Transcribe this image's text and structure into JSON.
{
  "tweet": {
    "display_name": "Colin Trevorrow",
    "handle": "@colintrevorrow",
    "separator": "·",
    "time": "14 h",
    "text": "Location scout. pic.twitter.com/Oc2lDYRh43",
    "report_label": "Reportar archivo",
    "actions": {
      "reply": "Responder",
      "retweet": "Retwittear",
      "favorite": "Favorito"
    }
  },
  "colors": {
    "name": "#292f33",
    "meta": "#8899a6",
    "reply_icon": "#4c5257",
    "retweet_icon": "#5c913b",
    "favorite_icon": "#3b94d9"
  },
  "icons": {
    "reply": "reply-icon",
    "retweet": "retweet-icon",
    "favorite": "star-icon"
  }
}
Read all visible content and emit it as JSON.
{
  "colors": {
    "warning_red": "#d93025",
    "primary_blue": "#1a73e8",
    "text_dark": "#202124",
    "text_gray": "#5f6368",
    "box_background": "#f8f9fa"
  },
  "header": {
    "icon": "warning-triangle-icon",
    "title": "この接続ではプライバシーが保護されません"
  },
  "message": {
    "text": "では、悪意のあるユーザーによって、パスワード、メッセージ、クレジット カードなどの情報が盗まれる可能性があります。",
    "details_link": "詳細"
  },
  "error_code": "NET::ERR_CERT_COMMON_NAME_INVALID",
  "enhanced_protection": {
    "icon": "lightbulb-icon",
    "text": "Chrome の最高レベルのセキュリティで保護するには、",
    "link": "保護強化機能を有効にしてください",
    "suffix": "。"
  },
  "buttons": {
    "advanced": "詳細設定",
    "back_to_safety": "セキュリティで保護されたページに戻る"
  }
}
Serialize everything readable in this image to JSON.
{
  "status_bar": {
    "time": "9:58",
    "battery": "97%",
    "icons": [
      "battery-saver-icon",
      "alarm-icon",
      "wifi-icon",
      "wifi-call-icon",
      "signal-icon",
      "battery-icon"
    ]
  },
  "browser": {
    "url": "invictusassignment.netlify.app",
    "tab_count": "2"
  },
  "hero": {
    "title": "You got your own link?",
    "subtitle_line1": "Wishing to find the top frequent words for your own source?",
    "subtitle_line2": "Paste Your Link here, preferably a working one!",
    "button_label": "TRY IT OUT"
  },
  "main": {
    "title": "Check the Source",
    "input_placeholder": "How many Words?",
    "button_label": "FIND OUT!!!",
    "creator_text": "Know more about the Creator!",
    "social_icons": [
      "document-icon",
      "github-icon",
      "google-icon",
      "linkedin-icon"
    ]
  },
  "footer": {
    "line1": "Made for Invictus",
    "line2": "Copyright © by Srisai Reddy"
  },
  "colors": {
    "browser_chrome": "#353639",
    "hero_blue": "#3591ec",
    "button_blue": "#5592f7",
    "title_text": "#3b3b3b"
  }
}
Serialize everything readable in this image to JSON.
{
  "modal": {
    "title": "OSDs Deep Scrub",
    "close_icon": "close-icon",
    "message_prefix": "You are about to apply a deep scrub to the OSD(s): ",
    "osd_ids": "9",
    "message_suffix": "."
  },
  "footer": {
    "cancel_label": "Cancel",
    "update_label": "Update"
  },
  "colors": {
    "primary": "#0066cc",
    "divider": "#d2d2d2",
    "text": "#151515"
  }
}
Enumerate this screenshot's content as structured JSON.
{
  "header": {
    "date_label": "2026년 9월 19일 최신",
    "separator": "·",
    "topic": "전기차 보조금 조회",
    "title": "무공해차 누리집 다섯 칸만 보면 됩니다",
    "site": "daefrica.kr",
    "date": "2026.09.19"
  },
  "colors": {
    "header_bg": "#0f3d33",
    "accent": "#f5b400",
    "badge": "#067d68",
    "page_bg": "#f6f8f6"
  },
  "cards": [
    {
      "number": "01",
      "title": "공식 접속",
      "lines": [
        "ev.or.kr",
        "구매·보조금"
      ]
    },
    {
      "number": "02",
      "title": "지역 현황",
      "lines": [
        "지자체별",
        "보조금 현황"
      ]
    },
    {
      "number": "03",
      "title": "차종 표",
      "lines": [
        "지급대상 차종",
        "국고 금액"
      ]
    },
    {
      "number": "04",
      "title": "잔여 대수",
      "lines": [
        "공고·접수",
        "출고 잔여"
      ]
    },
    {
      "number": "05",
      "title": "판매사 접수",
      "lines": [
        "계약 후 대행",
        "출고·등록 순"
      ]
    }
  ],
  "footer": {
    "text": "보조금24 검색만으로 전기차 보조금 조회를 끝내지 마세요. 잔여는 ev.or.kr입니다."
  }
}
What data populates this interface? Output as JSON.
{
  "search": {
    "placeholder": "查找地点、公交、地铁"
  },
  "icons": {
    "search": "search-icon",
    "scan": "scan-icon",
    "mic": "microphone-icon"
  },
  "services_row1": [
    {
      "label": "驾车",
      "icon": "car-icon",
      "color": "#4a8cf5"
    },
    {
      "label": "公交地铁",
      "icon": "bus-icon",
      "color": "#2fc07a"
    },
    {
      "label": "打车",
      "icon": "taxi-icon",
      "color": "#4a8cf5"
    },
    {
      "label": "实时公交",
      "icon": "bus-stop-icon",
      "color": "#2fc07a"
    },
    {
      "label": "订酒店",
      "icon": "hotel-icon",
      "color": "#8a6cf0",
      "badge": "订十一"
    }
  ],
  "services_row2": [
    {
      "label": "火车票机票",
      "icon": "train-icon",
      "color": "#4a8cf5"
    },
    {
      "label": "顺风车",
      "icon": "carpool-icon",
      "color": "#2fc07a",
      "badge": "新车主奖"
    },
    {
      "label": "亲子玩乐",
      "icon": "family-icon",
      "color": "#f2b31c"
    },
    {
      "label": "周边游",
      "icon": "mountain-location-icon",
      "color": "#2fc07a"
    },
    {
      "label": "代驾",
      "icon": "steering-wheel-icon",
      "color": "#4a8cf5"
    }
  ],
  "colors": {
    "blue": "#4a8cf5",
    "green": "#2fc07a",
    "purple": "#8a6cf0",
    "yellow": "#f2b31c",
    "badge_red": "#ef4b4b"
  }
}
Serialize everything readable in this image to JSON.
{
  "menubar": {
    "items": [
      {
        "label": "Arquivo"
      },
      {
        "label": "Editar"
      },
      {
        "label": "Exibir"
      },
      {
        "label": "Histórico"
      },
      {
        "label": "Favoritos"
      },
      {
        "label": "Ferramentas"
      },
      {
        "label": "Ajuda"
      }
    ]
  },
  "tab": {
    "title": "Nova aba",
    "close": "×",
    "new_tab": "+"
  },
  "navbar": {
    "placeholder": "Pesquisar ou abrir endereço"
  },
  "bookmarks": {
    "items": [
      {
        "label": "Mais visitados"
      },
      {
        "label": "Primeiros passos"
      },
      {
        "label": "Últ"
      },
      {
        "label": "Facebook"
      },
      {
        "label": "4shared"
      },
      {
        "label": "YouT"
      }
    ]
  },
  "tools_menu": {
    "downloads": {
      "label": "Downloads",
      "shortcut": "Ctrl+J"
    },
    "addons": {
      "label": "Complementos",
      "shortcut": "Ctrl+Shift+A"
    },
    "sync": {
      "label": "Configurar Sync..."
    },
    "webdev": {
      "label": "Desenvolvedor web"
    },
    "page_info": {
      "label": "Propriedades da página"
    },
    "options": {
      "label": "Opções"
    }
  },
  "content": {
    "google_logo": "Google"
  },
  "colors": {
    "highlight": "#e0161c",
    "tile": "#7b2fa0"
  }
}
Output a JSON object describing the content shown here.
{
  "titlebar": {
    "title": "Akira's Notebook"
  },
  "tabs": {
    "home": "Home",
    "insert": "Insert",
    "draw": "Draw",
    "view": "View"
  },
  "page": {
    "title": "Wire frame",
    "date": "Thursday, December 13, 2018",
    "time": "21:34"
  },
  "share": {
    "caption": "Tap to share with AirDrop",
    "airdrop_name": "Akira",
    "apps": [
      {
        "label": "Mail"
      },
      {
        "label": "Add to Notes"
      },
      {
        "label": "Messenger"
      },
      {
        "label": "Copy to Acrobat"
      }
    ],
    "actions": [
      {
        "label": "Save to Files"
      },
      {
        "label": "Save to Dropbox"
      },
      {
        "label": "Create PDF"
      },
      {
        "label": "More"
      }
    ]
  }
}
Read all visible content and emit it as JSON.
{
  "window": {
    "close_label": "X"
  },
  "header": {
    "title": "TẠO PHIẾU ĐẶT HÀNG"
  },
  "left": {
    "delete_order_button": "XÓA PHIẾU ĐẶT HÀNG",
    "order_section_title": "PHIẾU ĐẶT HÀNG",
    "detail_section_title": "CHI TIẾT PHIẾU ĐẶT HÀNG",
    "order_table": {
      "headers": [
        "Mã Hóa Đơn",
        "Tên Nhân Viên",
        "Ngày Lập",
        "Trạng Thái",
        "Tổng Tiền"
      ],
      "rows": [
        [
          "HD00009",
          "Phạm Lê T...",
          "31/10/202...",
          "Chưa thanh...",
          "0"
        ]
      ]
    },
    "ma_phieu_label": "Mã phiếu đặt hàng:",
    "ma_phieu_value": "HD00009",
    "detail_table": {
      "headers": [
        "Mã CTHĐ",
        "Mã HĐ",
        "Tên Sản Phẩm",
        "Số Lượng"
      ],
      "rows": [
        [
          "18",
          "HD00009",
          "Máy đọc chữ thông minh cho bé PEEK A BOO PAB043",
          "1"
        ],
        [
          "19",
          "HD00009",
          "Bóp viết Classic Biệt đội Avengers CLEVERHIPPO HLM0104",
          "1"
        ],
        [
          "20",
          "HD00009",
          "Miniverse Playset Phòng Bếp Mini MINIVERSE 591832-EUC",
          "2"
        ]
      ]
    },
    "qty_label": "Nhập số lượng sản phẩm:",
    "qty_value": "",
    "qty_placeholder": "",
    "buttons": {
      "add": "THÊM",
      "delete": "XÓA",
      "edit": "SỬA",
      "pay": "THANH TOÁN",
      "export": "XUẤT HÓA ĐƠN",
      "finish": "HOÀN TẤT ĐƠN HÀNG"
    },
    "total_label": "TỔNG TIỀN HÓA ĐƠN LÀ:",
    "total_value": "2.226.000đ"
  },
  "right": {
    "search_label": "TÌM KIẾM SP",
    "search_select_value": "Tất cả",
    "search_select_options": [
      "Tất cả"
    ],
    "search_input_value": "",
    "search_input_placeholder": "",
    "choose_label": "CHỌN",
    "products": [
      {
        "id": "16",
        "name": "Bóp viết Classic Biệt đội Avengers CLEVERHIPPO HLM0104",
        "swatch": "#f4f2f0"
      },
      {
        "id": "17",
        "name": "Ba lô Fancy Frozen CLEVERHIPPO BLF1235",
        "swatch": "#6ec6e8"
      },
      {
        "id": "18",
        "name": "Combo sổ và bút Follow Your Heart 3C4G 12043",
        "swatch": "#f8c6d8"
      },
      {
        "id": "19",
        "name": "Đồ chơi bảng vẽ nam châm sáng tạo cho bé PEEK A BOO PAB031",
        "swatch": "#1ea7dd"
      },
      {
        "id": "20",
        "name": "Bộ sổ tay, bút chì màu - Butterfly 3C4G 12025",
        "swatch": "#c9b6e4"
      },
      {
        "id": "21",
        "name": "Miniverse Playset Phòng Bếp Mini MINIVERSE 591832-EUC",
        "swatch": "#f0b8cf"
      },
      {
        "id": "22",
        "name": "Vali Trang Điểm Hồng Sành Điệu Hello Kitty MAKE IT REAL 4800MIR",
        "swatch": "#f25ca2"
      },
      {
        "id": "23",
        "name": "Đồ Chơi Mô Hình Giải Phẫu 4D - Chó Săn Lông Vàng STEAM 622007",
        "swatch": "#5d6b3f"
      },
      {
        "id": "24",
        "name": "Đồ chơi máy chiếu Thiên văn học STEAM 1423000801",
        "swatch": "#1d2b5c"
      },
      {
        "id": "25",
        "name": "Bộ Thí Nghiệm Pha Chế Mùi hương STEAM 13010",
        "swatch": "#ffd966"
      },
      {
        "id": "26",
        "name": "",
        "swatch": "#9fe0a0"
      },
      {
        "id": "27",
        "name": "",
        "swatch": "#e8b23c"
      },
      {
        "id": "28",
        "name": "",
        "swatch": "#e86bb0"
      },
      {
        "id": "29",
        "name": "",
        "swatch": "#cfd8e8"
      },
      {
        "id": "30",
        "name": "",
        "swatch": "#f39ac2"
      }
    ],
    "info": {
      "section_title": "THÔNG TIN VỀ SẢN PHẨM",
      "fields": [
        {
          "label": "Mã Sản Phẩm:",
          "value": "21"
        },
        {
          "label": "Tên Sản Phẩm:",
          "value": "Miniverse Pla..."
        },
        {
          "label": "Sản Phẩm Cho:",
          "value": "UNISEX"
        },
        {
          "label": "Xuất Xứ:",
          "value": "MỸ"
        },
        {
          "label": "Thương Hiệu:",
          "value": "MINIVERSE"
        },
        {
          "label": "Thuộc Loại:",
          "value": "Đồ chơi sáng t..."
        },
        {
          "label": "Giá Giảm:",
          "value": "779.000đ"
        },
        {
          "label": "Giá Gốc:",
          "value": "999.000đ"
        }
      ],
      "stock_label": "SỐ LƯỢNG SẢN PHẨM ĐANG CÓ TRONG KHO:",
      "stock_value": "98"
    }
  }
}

INSTRUCTIONS TO FOLLOW :: Go through the entries above and copy every line containing "PEEK".

OUTPUT ::
          "Máy đọc chữ thông minh cho bé PEEK A BOO PAB043",
        "name": "Đồ chơi bảng vẽ nam châm sáng tạo cho bé PEEK A BOO PAB031",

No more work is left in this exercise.